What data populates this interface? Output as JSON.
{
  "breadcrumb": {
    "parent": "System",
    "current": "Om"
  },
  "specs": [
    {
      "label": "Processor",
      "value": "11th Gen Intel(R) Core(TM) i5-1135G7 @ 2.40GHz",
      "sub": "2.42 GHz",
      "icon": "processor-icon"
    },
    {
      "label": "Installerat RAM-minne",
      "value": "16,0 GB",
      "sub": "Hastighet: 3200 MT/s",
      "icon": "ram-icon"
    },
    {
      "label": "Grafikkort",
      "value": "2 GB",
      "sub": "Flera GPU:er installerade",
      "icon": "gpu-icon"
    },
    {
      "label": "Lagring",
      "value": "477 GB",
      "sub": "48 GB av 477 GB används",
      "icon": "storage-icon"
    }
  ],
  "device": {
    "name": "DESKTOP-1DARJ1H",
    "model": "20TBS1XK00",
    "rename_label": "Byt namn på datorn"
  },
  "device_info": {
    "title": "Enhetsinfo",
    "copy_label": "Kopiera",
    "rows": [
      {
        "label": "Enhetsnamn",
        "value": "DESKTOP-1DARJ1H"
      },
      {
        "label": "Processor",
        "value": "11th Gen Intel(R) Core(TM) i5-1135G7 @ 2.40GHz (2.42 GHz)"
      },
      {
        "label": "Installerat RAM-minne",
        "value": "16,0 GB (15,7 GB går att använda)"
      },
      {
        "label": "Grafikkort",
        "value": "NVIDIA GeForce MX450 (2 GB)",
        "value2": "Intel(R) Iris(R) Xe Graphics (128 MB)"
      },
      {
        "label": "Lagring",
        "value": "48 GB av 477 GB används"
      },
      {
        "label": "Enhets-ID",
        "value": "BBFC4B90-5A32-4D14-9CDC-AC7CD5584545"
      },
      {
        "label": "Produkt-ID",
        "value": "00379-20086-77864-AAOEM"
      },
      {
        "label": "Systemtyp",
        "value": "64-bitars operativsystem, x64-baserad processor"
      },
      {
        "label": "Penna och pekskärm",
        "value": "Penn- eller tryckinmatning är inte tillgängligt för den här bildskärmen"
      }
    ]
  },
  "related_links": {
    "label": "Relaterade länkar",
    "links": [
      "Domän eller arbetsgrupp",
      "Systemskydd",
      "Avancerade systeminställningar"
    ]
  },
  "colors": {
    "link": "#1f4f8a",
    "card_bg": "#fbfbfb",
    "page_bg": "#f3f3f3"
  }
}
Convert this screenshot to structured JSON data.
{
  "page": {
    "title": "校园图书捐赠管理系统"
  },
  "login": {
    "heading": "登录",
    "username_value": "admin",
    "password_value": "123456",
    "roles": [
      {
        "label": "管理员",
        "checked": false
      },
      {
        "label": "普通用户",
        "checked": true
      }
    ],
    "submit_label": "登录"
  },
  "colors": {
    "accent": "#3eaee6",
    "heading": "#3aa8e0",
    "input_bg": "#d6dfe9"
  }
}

----------------------------------------

> **Task**
Above are some records; repeat all of them exactly.

> **Problem solution**
What data populates this interface? Output as JSON.
{
  "breadcrumb": {
    "parent": "System",
    "current": "Om"
  },
  "specs": [
    {
      "label": "Processor",
      "value": "11th Gen Intel(R) Core(TM) i5-1135G7 @ 2.40GHz",
      "sub": "2.42 GHz",
      "icon": "processor-icon"
    },
    {
      "label": "Installerat RAM-minne",
      "value": "16,0 GB",
      "sub": "Hastighet: 3200 MT/s",
      "icon": "ram-icon"
    },
    {
      "label": "Grafikkort",
      "value": "2 GB",
      "sub": "Flera GPU:er installerade",
      "icon": "gpu-icon"
    },
    {
      "label": "Lagring",
      "value": "477 GB",
      "sub": "48 GB av 477 GB används",
      "icon": "storage-icon"
    }
  ],
  "device": {
    "name": "DESKTOP-1DARJ1H",
    "model": "20TBS1XK00",
    "rename_label": "Byt namn på datorn"
  },
  "device_info": {
    "title": "Enhetsinfo",
    "copy_label": "Kopiera",
    "rows": [
      {
        "label": "Enhetsnamn",
        "value": "DESKTOP-1DARJ1H"
      },
      {
        "label": "Processor",
        "value": "11th Gen Intel(R) Core(TM) i5-1135G7 @ 2.40GHz (2.42 GHz)"
      },
      {
        "label": "Installerat RAM-minne",
        "value": "16,0 GB (15,7 GB går att använda)"
      },
      {
        "label": "Grafikkort",
        "value": "NVIDIA GeForce MX450 (2 GB)",
        "value2": "Intel(R) Iris(R) Xe Graphics (128 MB)"
      },
      {
        "label": "Lagring",
        "value": "48 GB av 477 GB används"
      },
      {
        "label": "Enhets-ID",
        "value": "BBFC4B90-5A32-4D14-9CDC-AC7CD5584545"
      },
      {
        "label": "Produkt-ID",
        "value": "00379-20086-77864-AAOEM"
      },
      {
        "label": "Systemtyp",
        "value": "64-bitars operativsystem, x64-baserad processor"
      },
      {
        "label": "Penna och pekskärm",
        "value": "Penn- eller tryckinmatning är inte tillgängligt för den här bildskärmen"
      }
    ]
  },
  "related_links": {
    "label": "Relaterade länkar",
    "links": [
      "Domän eller arbetsgrupp",
      "Systemskydd",
      "Avancerade systeminställningar"
    ]
  },
  "colors": {
    "link": "#1f4f8a",
    "card_bg": "#fbfbfb",
    "page_bg": "#f3f3f3"
  }
}
Convert this screenshot to structured JSON data.
{
  "page": {
    "title": "校园图书捐赠管理系统"
  },
  "login": {
    "heading": "登录",
    "username_value": "admin",
    "password_value": "123456",
    "roles": [
      {
        "label": "管理员",
        "checked": false
      },
      {
        "label": "普通用户",
        "checked": true
      }
    ],
    "submit_label": "登录"
  },
  "colors": {
    "accent": "#3eaee6",
    "heading": "#3aa8e0",
    "input_bg": "#d6dfe9"
  }
}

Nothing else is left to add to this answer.